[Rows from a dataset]
— Begin —

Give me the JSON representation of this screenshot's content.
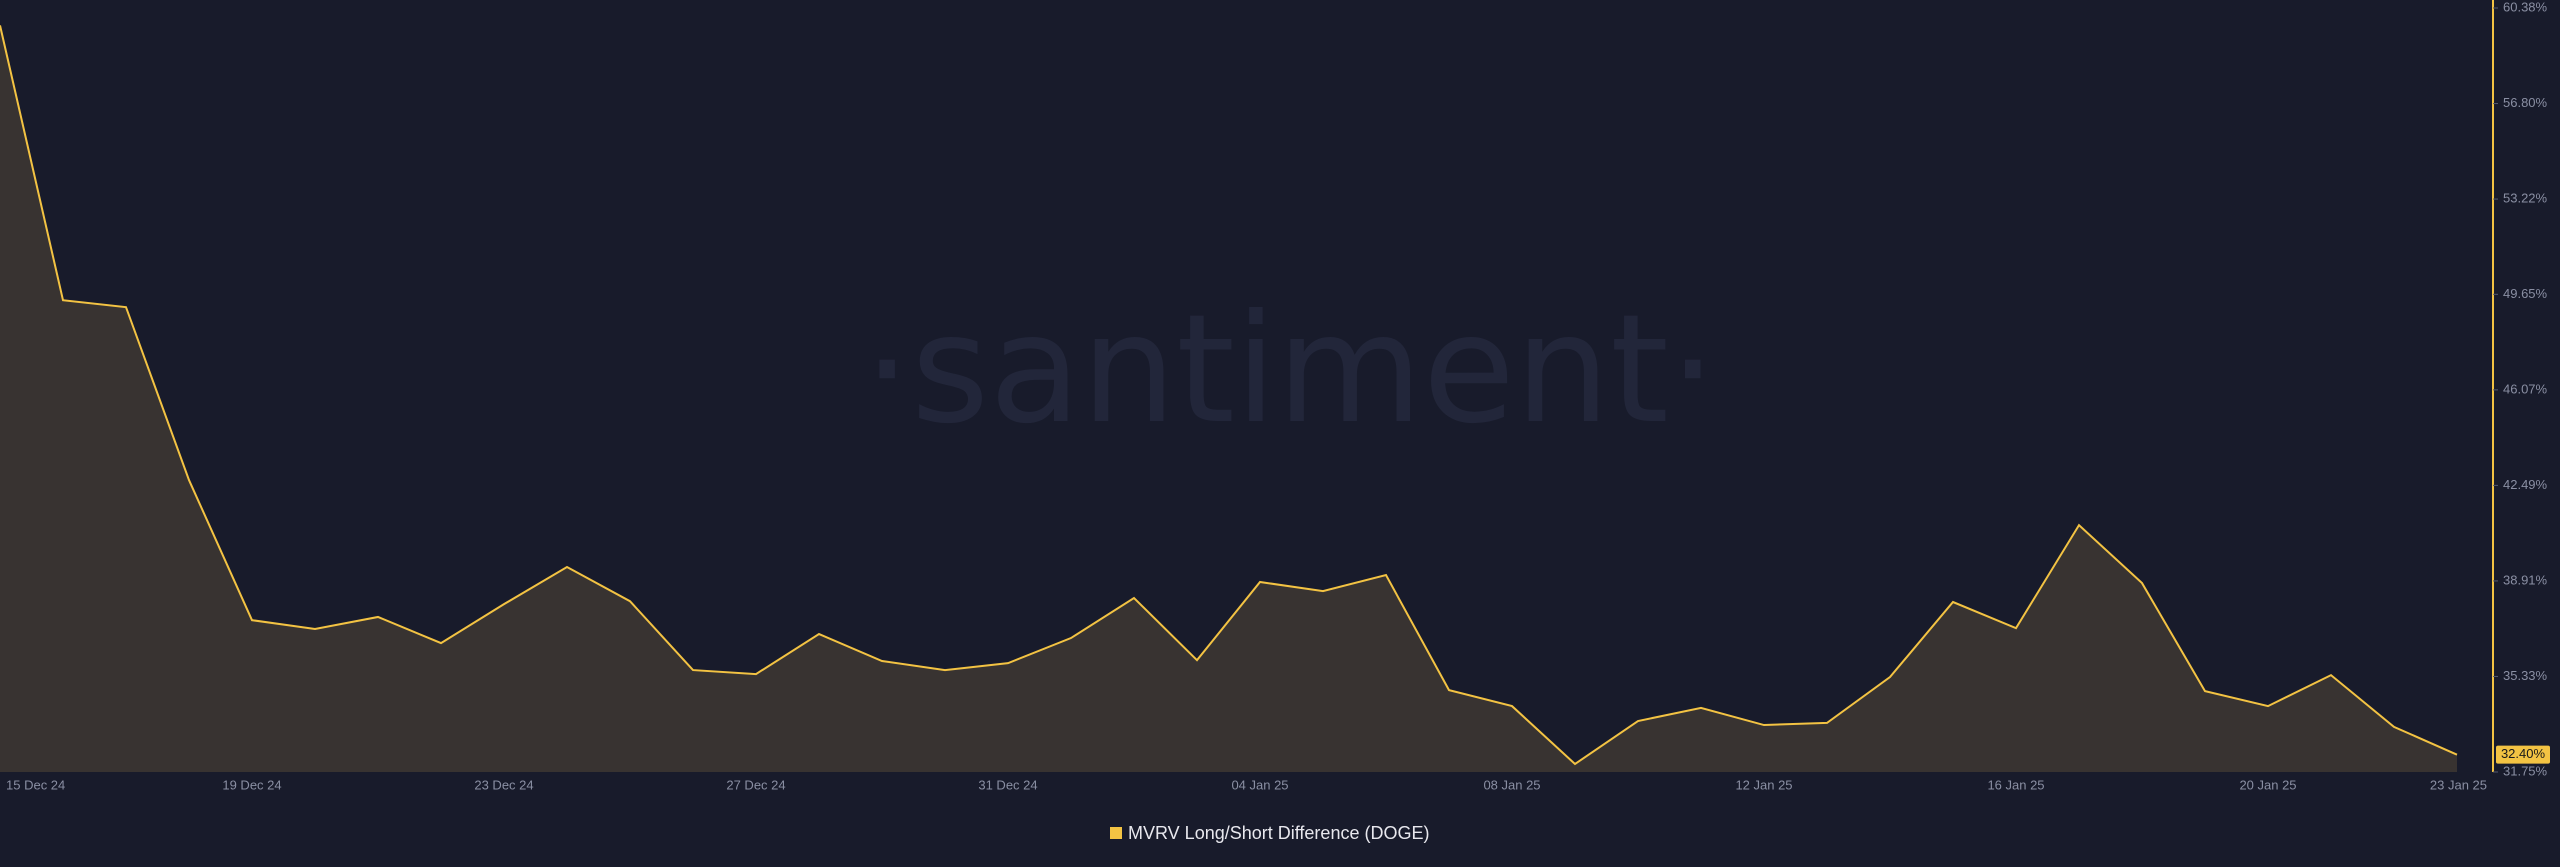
{
  "chart_data": {
    "type": "line",
    "watermark": "·santiment·",
    "categories": [
      "15 Dec 24",
      null,
      null,
      null,
      "19 Dec 24",
      null,
      null,
      null,
      "23 Dec 24",
      null,
      null,
      null,
      "27 Dec 24",
      null,
      null,
      null,
      "31 Dec 24",
      null,
      null,
      null,
      "04 Jan 25",
      null,
      null,
      null,
      "08 Jan 25",
      null,
      null,
      null,
      "12 Jan 25",
      null,
      null,
      null,
      "16 Jan 25",
      null,
      null,
      null,
      "20 Jan 25",
      null,
      null,
      "23 Jan 25"
    ],
    "series": [
      {
        "name": "MVRV Long/Short Difference (DOGE)",
        "color": "#f3c343",
        "values": [
          59.73,
          49.43,
          49.17,
          42.69,
          37.44,
          37.11,
          37.56,
          36.58,
          38.04,
          39.43,
          38.15,
          35.57,
          35.42,
          36.92,
          35.91,
          35.57,
          35.83,
          36.77,
          38.27,
          35.94,
          38.87,
          38.53,
          39.13,
          34.82,
          34.22,
          32.05,
          33.66,
          34.15,
          33.51,
          33.59,
          35.31,
          38.12,
          37.14,
          41.0,
          38.83,
          34.78,
          34.22,
          35.38,
          33.44,
          32.4
        ],
        "last_value_label": "32.40%"
      }
    ],
    "ylim": [
      31.75,
      60.38
    ],
    "yticks": [
      {
        "value": 31.75,
        "label": "31.75%"
      },
      {
        "value": 35.33,
        "label": "35.33%"
      },
      {
        "value": 38.91,
        "label": "38.91%"
      },
      {
        "value": 42.49,
        "label": "42.49%"
      },
      {
        "value": 46.07,
        "label": "46.07%"
      },
      {
        "value": 49.65,
        "label": "49.65%"
      },
      {
        "value": 53.22,
        "label": "53.22%"
      },
      {
        "value": 56.8,
        "label": "56.80%"
      },
      {
        "value": 60.38,
        "label": "60.38%"
      }
    ],
    "grid": false
  }
}
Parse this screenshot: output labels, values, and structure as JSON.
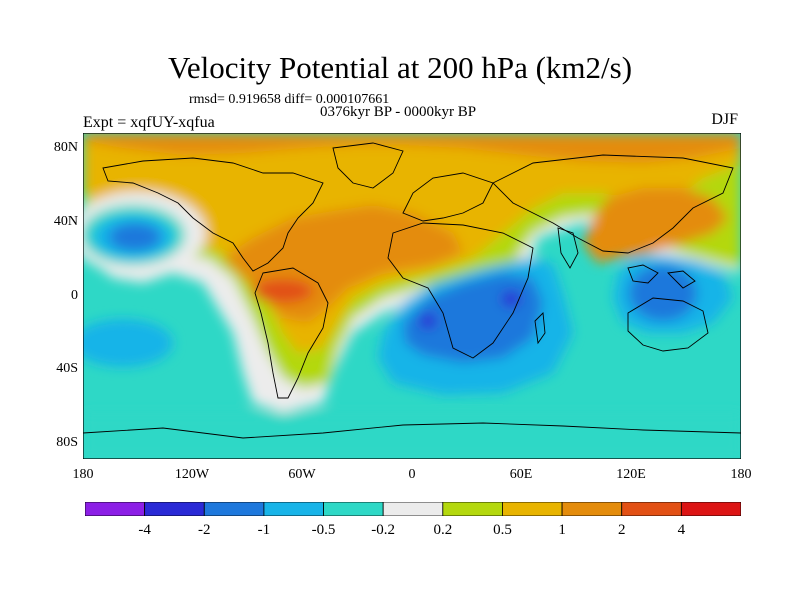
{
  "title": "Velocity Potential at 200 hPa (km2/s)",
  "stats_line": "rmsd= 0.919658 diff= 0.000107661",
  "period": "0376kyr BP - 0000kyr BP",
  "experiment": "Expt = xqfUY-xqfua",
  "season": "DJF",
  "lat_labels": [
    "80N",
    "40N",
    "0",
    "40S",
    "80S"
  ],
  "lon_labels": [
    "180",
    "120W",
    "60W",
    "0",
    "60E",
    "120E",
    "180"
  ],
  "colorbar": {
    "labels": [
      "-4",
      "-2",
      "-1",
      "-0.5",
      "-0.2",
      "0.2",
      "0.5",
      "1",
      "2",
      "4"
    ],
    "colors": [
      "#8c1fe6",
      "#2a2ad6",
      "#1e78dc",
      "#18b4e8",
      "#2ed8c6",
      "#ececec",
      "#b4d80e",
      "#e8b400",
      "#e48c0c",
      "#e25014",
      "#dc1414"
    ]
  },
  "colors": {
    "ocean_background": "#2ed8c6",
    "coastline": "#000000"
  }
}
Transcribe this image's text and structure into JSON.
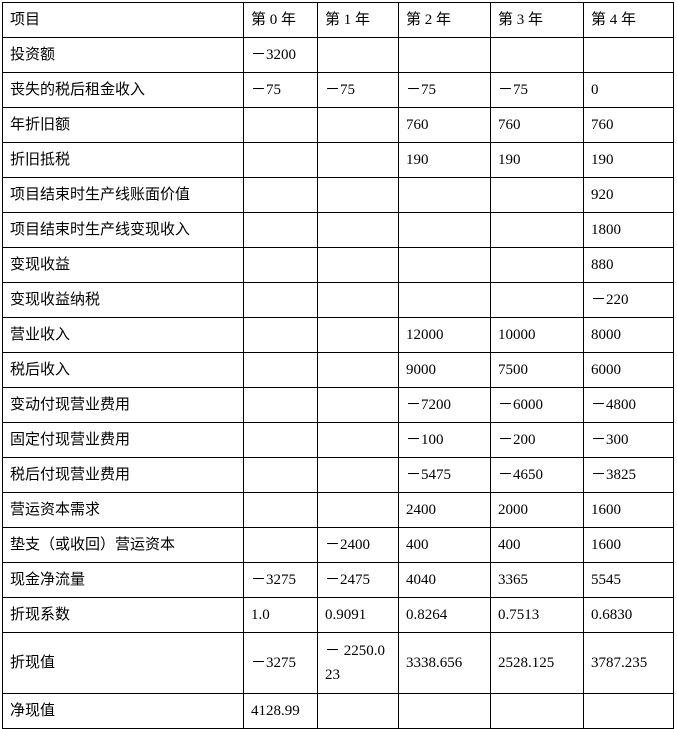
{
  "table": {
    "headers": [
      "项目",
      "第 0 年",
      "第 1 年",
      "第 2 年",
      "第 3 年",
      "第 4 年"
    ],
    "rows": [
      [
        "投资额",
        "－3200",
        "",
        "",
        "",
        ""
      ],
      [
        "丧失的税后租金收入",
        "－75",
        "－75",
        "－75",
        "－75",
        "0"
      ],
      [
        "年折旧额",
        "",
        "",
        "760",
        "760",
        "760"
      ],
      [
        "折旧抵税",
        "",
        "",
        "190",
        "190",
        "190"
      ],
      [
        "项目结束时生产线账面价值",
        "",
        "",
        "",
        "",
        "920"
      ],
      [
        "项目结束时生产线变现收入",
        "",
        "",
        "",
        "",
        "1800"
      ],
      [
        "变现收益",
        "",
        "",
        "",
        "",
        "880"
      ],
      [
        "变现收益纳税",
        "",
        "",
        "",
        "",
        "－220"
      ],
      [
        "营业收入",
        "",
        "",
        "12000",
        "10000",
        "8000"
      ],
      [
        "税后收入",
        "",
        "",
        "9000",
        "7500",
        "6000"
      ],
      [
        "变动付现营业费用",
        "",
        "",
        "－7200",
        "－6000",
        "－4800"
      ],
      [
        "固定付现营业费用",
        "",
        "",
        "－100",
        "－200",
        "－300"
      ],
      [
        "税后付现营业费用",
        "",
        "",
        "－5475",
        "－4650",
        "－3825"
      ],
      [
        "营运资本需求",
        "",
        "",
        "2400",
        "2000",
        "1600"
      ],
      [
        "垫支（或收回）营运资本",
        "",
        "－2400",
        "400",
        "400",
        "1600"
      ],
      [
        "现金净流量",
        "－3275",
        "－2475",
        "4040",
        "3365",
        "5545"
      ],
      [
        "折现系数",
        "1.0",
        "0.9091",
        "0.8264",
        "0.7513",
        "0.6830"
      ],
      [
        "折现值",
        "－3275",
        "－ 2250.023",
        "3338.656",
        "2528.125",
        "3787.235"
      ],
      [
        "净现值",
        "4128.99",
        "",
        "",
        "",
        ""
      ]
    ]
  }
}
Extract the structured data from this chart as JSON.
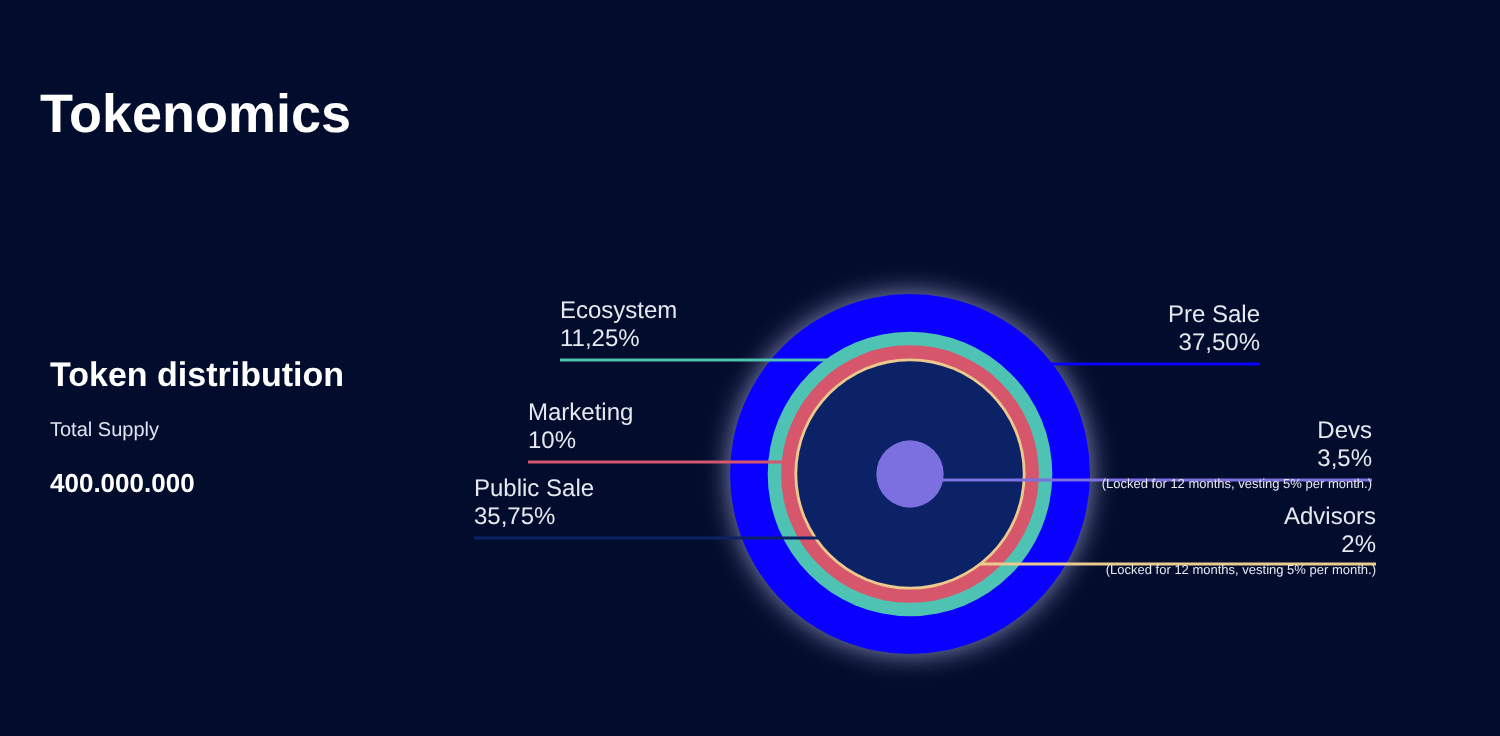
{
  "chart_data": {
    "type": "other",
    "title": "Tokenomics",
    "subtitle": "Token distribution",
    "categories": [
      "Pre Sale",
      "Ecosystem",
      "Marketing",
      "Advisors",
      "Public Sale",
      "Devs"
    ],
    "values": [
      37.5,
      11.25,
      10,
      2,
      35.75,
      3.5
    ],
    "value_labels": [
      "37,50%",
      "11,25%",
      "10%",
      "2%",
      "35,75%",
      "3,5%"
    ],
    "colors": [
      "#0a00ff",
      "#4ec3b3",
      "#d6566c",
      "#ecc98c",
      "#0b2266",
      "#7c6fe0"
    ],
    "annotations": [
      "Total Supply",
      "400.000.000",
      {
        "text": "(Locked for 12 months, vesting 5% per month.)",
        "x": "Advisors"
      },
      {
        "text": "(Locked for 12 months, vesting 5% per month.)",
        "x": "Devs"
      }
    ]
  }
}
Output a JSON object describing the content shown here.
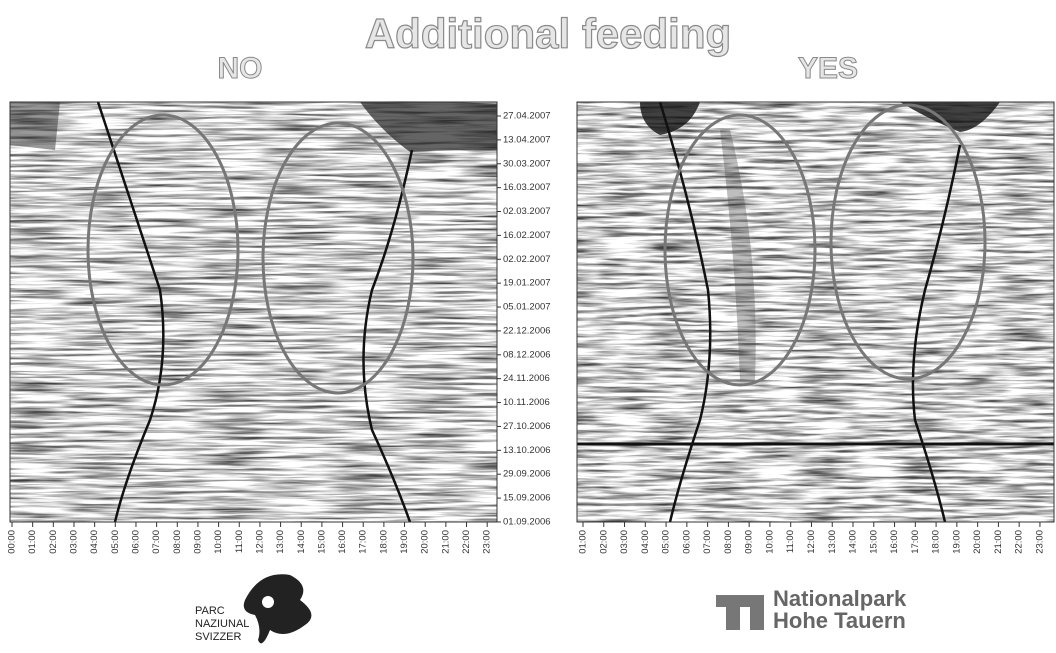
{
  "title": "Additional feeding",
  "panels": [
    {
      "label": "NO",
      "x_ticks": [
        "00:00",
        "01:00",
        "02:00",
        "03:00",
        "04:00",
        "05:00",
        "06:00",
        "07:00",
        "08:00",
        "09:00",
        "10:00",
        "11:00",
        "12:00",
        "13:00",
        "14:00",
        "15:00",
        "16:00",
        "17:00",
        "18:00",
        "19:00",
        "20:00",
        "21:00",
        "22:00",
        "23:00"
      ],
      "y_ticks": [
        "27.04.2007",
        "13.04.2007",
        "30.03.2007",
        "16.03.2007",
        "02.03.2007",
        "16.02.2007",
        "02.02.2007",
        "19.01.2007",
        "05.01.2007",
        "22.12.2006",
        "08.12.2006",
        "24.11.2006",
        "10.11.2006",
        "27.10.2006",
        "13.10.2006",
        "29.09.2006",
        "15.09.2006",
        "01.09.2006"
      ]
    },
    {
      "label": "YES",
      "x_ticks": [
        "01:00",
        "02:00",
        "03:00",
        "04:00",
        "05:00",
        "06:00",
        "07:00",
        "08:00",
        "09:00",
        "10:00",
        "11:00",
        "12:00",
        "13:00",
        "14:00",
        "15:00",
        "16:00",
        "17:00",
        "18:00",
        "19:00",
        "20:00",
        "21:00",
        "22:00",
        "23:00"
      ]
    }
  ],
  "logos": {
    "left": [
      "PARC",
      "NAZIUNAL",
      "SVIZZER"
    ],
    "right": [
      "Nationalpark",
      "Hohe Tauern"
    ]
  }
}
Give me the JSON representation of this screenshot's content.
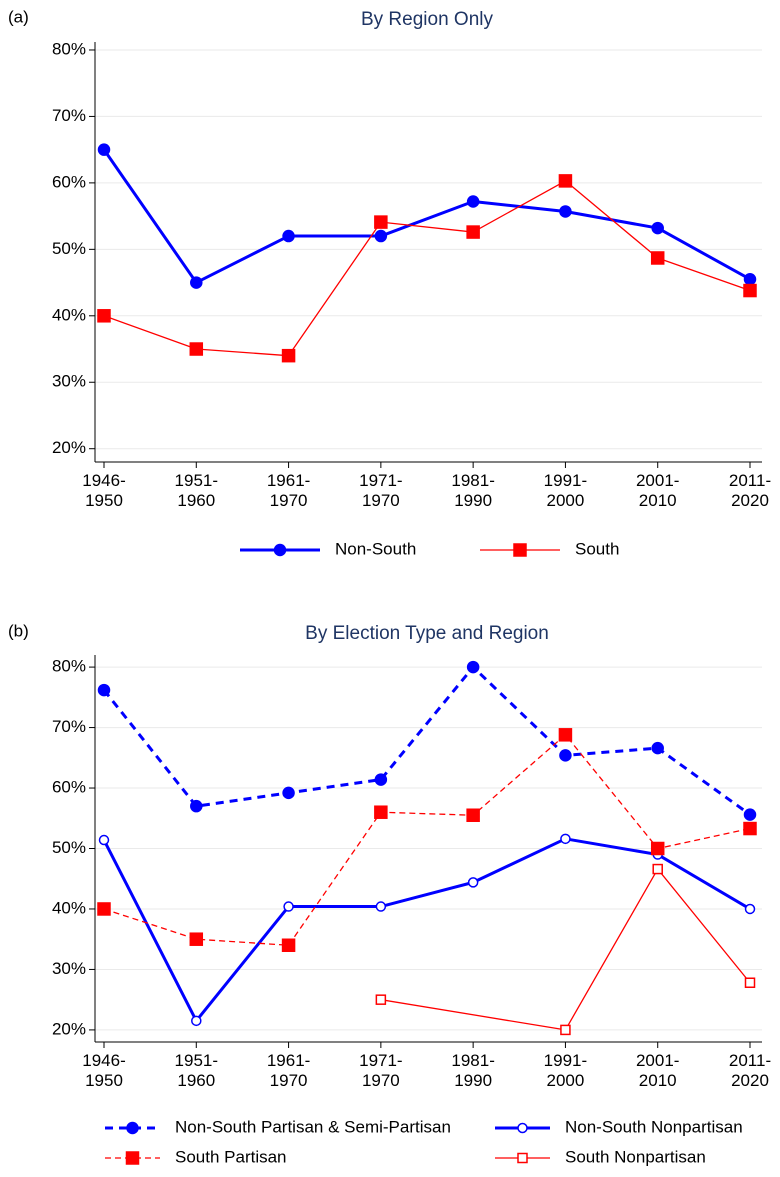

— End —

**Exercise objective:**
Check each line above for the word "JSON" and say how many have it, with nothing else.

**Output of the exercise:**
6